• _What you are asked to do_
Pictures stay out of your copy, but everything else in the records below must be repeated exactly.

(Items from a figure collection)
▬▬▬
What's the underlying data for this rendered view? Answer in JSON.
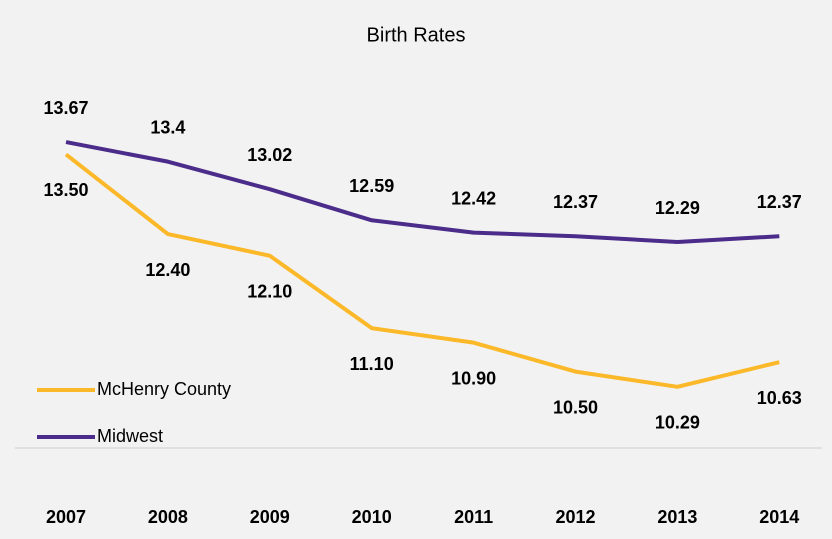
{
  "chart_data": {
    "type": "line",
    "title": "Birth Rates",
    "categories": [
      "2007",
      "2008",
      "2009",
      "2010",
      "2011",
      "2012",
      "2013",
      "2014"
    ],
    "series": [
      {
        "name": "McHenry County",
        "color": "#fbb829",
        "values": [
          13.5,
          12.4,
          12.1,
          11.1,
          10.9,
          10.5,
          10.29,
          10.63
        ],
        "value_labels": [
          "13.50",
          "12.40",
          "12.10",
          "11.10",
          "10.90",
          "10.50",
          "10.29",
          "10.63"
        ]
      },
      {
        "name": "Midwest",
        "color": "#4b2c8a",
        "values": [
          13.67,
          13.4,
          13.02,
          12.59,
          12.42,
          12.37,
          12.29,
          12.37
        ]
      }
    ],
    "ylim": [
      9.5,
      14.5
    ],
    "legend": "left"
  }
}
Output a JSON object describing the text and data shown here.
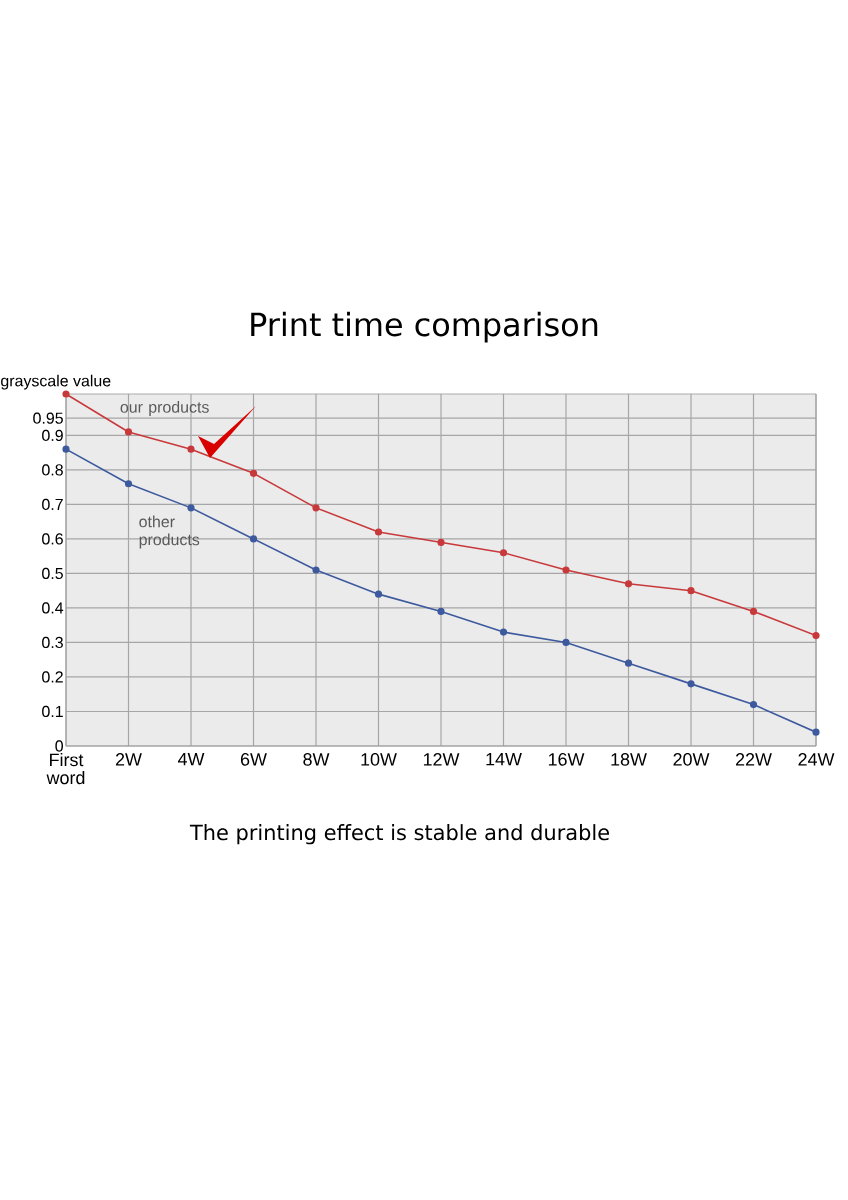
{
  "chart_data": {
    "type": "line",
    "title": "Print time comparison",
    "ylabel": "grayscale value",
    "categories": [
      "First word",
      "2W",
      "4W",
      "6W",
      "8W",
      "10W",
      "12W",
      "14W",
      "16W",
      "18W",
      "20W",
      "22W",
      "24W"
    ],
    "series": [
      {
        "name": "our products",
        "color": "#c8393b",
        "values": [
          1.02,
          0.91,
          0.86,
          0.79,
          0.69,
          0.62,
          0.59,
          0.56,
          0.51,
          0.47,
          0.45,
          0.39,
          0.32
        ]
      },
      {
        "name": "other products",
        "color": "#3d5a9e",
        "values": [
          0.86,
          0.76,
          0.69,
          0.6,
          0.51,
          0.44,
          0.39,
          0.33,
          0.3,
          0.24,
          0.18,
          0.12,
          0.04
        ]
      }
    ],
    "ylim": [
      0,
      1.02
    ],
    "yticks": [
      0,
      0.1,
      0.2,
      0.3,
      0.4,
      0.5,
      0.6,
      0.7,
      0.8,
      0.9,
      0.95
    ],
    "grid": true,
    "marker": "circle",
    "line_style": "solid",
    "annotations": [
      "The printing effect is stable and durable"
    ]
  }
}
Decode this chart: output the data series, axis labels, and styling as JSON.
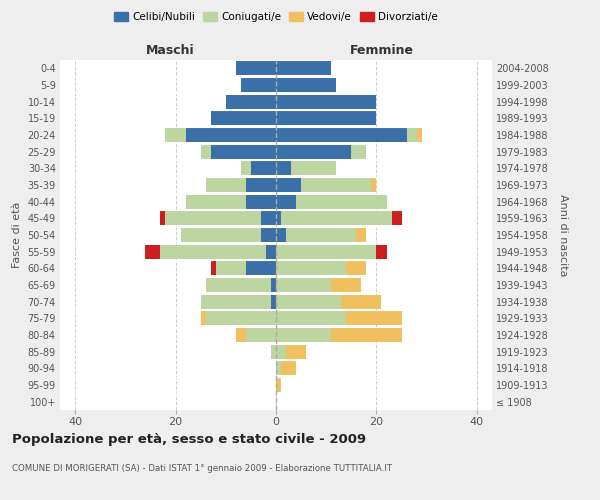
{
  "age_groups": [
    "100+",
    "95-99",
    "90-94",
    "85-89",
    "80-84",
    "75-79",
    "70-74",
    "65-69",
    "60-64",
    "55-59",
    "50-54",
    "45-49",
    "40-44",
    "35-39",
    "30-34",
    "25-29",
    "20-24",
    "15-19",
    "10-14",
    "5-9",
    "0-4"
  ],
  "birth_years": [
    "≤ 1908",
    "1909-1913",
    "1914-1918",
    "1919-1923",
    "1924-1928",
    "1929-1933",
    "1934-1938",
    "1939-1943",
    "1944-1948",
    "1949-1953",
    "1954-1958",
    "1959-1963",
    "1964-1968",
    "1969-1973",
    "1974-1978",
    "1979-1983",
    "1984-1988",
    "1989-1993",
    "1994-1998",
    "1999-2003",
    "2004-2008"
  ],
  "maschi": {
    "celibi": [
      0,
      0,
      0,
      0,
      0,
      0,
      1,
      1,
      6,
      2,
      3,
      3,
      6,
      6,
      5,
      13,
      18,
      13,
      10,
      7,
      8
    ],
    "coniugati": [
      0,
      0,
      0,
      1,
      6,
      14,
      14,
      13,
      6,
      21,
      16,
      19,
      12,
      8,
      2,
      2,
      4,
      0,
      0,
      0,
      0
    ],
    "vedovi": [
      0,
      0,
      0,
      0,
      2,
      1,
      0,
      0,
      0,
      0,
      0,
      0,
      0,
      0,
      0,
      0,
      0,
      0,
      0,
      0,
      0
    ],
    "divorziati": [
      0,
      0,
      0,
      0,
      0,
      0,
      0,
      0,
      1,
      3,
      0,
      1,
      0,
      0,
      0,
      0,
      0,
      0,
      0,
      0,
      0
    ]
  },
  "femmine": {
    "nubili": [
      0,
      0,
      0,
      0,
      0,
      0,
      0,
      0,
      0,
      0,
      2,
      1,
      4,
      5,
      3,
      15,
      26,
      20,
      20,
      12,
      11
    ],
    "coniugate": [
      0,
      0,
      1,
      2,
      11,
      14,
      13,
      11,
      14,
      20,
      14,
      22,
      18,
      14,
      9,
      3,
      2,
      0,
      0,
      0,
      0
    ],
    "vedove": [
      0,
      1,
      3,
      4,
      14,
      11,
      8,
      6,
      4,
      0,
      2,
      0,
      0,
      1,
      0,
      0,
      1,
      0,
      0,
      0,
      0
    ],
    "divorziate": [
      0,
      0,
      0,
      0,
      0,
      0,
      0,
      0,
      0,
      2,
      0,
      2,
      0,
      0,
      0,
      0,
      0,
      0,
      0,
      0,
      0
    ]
  },
  "colors": {
    "celibi": "#3a6fa8",
    "coniugati": "#bdd5a0",
    "vedovi": "#f0c060",
    "divorziati": "#cc2020"
  },
  "title": "Popolazione per età, sesso e stato civile - 2009",
  "subtitle": "COMUNE DI MORIGERATI (SA) - Dati ISTAT 1° gennaio 2009 - Elaborazione TUTTITALIA.IT",
  "xlabel_left": "Maschi",
  "xlabel_right": "Femmine",
  "ylabel_left": "Fasce di età",
  "ylabel_right": "Anni di nascita",
  "xlim": 43,
  "background_color": "#eeeeee",
  "plot_background": "#ffffff",
  "legend_labels": [
    "Celibi/Nubili",
    "Coniugati/e",
    "Vedovi/e",
    "Divorziati/e"
  ]
}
▬▬▬
• _The output_
What's the underlying data for this rendered view? Answer in JSON.
{
  "chart_data": {
    "type": "line",
    "title": "Birth Rates",
    "categories": [
      "2007",
      "2008",
      "2009",
      "2010",
      "2011",
      "2012",
      "2013",
      "2014"
    ],
    "series": [
      {
        "name": "McHenry County",
        "color": "#fbb829",
        "values": [
          13.5,
          12.4,
          12.1,
          11.1,
          10.9,
          10.5,
          10.29,
          10.63
        ],
        "value_labels": [
          "13.50",
          "12.40",
          "12.10",
          "11.10",
          "10.90",
          "10.50",
          "10.29",
          "10.63"
        ]
      },
      {
        "name": "Midwest",
        "color": "#4b2c8a",
        "values": [
          13.67,
          13.4,
          13.02,
          12.59,
          12.42,
          12.37,
          12.29,
          12.37
        ]
      }
    ],
    "ylim": [
      9.5,
      14.5
    ],
    "legend": "left"
  }
}
Output a JSON object describing the text and data shown here.
{
  "chart_data": {
    "type": "line",
    "title": "Print time comparison",
    "ylabel": "grayscale value",
    "categories": [
      "First word",
      "2W",
      "4W",
      "6W",
      "8W",
      "10W",
      "12W",
      "14W",
      "16W",
      "18W",
      "20W",
      "22W",
      "24W"
    ],
    "series": [
      {
        "name": "our products",
        "color": "#c8393b",
        "values": [
          1.02,
          0.91,
          0.86,
          0.79,
          0.69,
          0.62,
          0.59,
          0.56,
          0.51,
          0.47,
          0.45,
          0.39,
          0.32
        ]
      },
      {
        "name": "other products",
        "color": "#3d5a9e",
        "values": [
          0.86,
          0.76,
          0.69,
          0.6,
          0.51,
          0.44,
          0.39,
          0.33,
          0.3,
          0.24,
          0.18,
          0.12,
          0.04
        ]
      }
    ],
    "ylim": [
      0,
      1.02
    ],
    "yticks": [
      0,
      0.1,
      0.2,
      0.3,
      0.4,
      0.5,
      0.6,
      0.7,
      0.8,
      0.9,
      0.95
    ],
    "grid": true,
    "marker": "circle",
    "line_style": "solid",
    "annotations": [
      "The printing effect is stable and durable"
    ]
  }
}
Decode this chart: output the data series, axis labels, and styling as JSON.
{
  "age_groups": [
    "100+",
    "95-99",
    "90-94",
    "85-89",
    "80-84",
    "75-79",
    "70-74",
    "65-69",
    "60-64",
    "55-59",
    "50-54",
    "45-49",
    "40-44",
    "35-39",
    "30-34",
    "25-29",
    "20-24",
    "15-19",
    "10-14",
    "5-9",
    "0-4"
  ],
  "birth_years": [
    "≤ 1908",
    "1909-1913",
    "1914-1918",
    "1919-1923",
    "1924-1928",
    "1929-1933",
    "1934-1938",
    "1939-1943",
    "1944-1948",
    "1949-1953",
    "1954-1958",
    "1959-1963",
    "1964-1968",
    "1969-1973",
    "1974-1978",
    "1979-1983",
    "1984-1988",
    "1989-1993",
    "1994-1998",
    "1999-2003",
    "2004-2008"
  ],
  "maschi": {
    "celibi": [
      0,
      0,
      0,
      0,
      0,
      0,
      1,
      1,
      6,
      2,
      3,
      3,
      6,
      6,
      5,
      13,
      18,
      13,
      10,
      7,
      8
    ],
    "coniugati": [
      0,
      0,
      0,
      1,
      6,
      14,
      14,
      13,
      6,
      21,
      16,
      19,
      12,
      8,
      2,
      2,
      4,
      0,
      0,
      0,
      0
    ],
    "vedovi": [
      0,
      0,
      0,
      0,
      2,
      1,
      0,
      0,
      0,
      0,
      0,
      0,
      0,
      0,
      0,
      0,
      0,
      0,
      0,
      0,
      0
    ],
    "divorziati": [
      0,
      0,
      0,
      0,
      0,
      0,
      0,
      0,
      1,
      3,
      0,
      1,
      0,
      0,
      0,
      0,
      0,
      0,
      0,
      0,
      0
    ]
  },
  "femmine": {
    "nubili": [
      0,
      0,
      0,
      0,
      0,
      0,
      0,
      0,
      0,
      0,
      2,
      1,
      4,
      5,
      3,
      15,
      26,
      20,
      20,
      12,
      11
    ],
    "coniugate": [
      0,
      0,
      1,
      2,
      11,
      14,
      13,
      11,
      14,
      20,
      14,
      22,
      18,
      14,
      9,
      3,
      2,
      0,
      0,
      0,
      0
    ],
    "vedove": [
      0,
      1,
      3,
      4,
      14,
      11,
      8,
      6,
      4,
      0,
      2,
      0,
      0,
      1,
      0,
      0,
      1,
      0,
      0,
      0,
      0
    ],
    "divorziate": [
      0,
      0,
      0,
      0,
      0,
      0,
      0,
      0,
      0,
      2,
      0,
      2,
      0,
      0,
      0,
      0,
      0,
      0,
      0,
      0,
      0
    ]
  },
  "colors": {
    "celibi": "#3a6fa8",
    "coniugati": "#bdd5a0",
    "vedovi": "#f0c060",
    "divorziati": "#cc2020"
  },
  "title": "Popolazione per età, sesso e stato civile - 2009",
  "subtitle": "COMUNE DI MORIGERATI (SA) - Dati ISTAT 1° gennaio 2009 - Elaborazione TUTTITALIA.IT",
  "xlabel_left": "Maschi",
  "xlabel_right": "Femmine",
  "ylabel_left": "Fasce di età",
  "ylabel_right": "Anni di nascita",
  "xlim": 43,
  "background_color": "#eeeeee",
  "plot_background": "#ffffff",
  "legend_labels": [
    "Celibi/Nubili",
    "Coniugati/e",
    "Vedovi/e",
    "Divorziati/e"
  ]
}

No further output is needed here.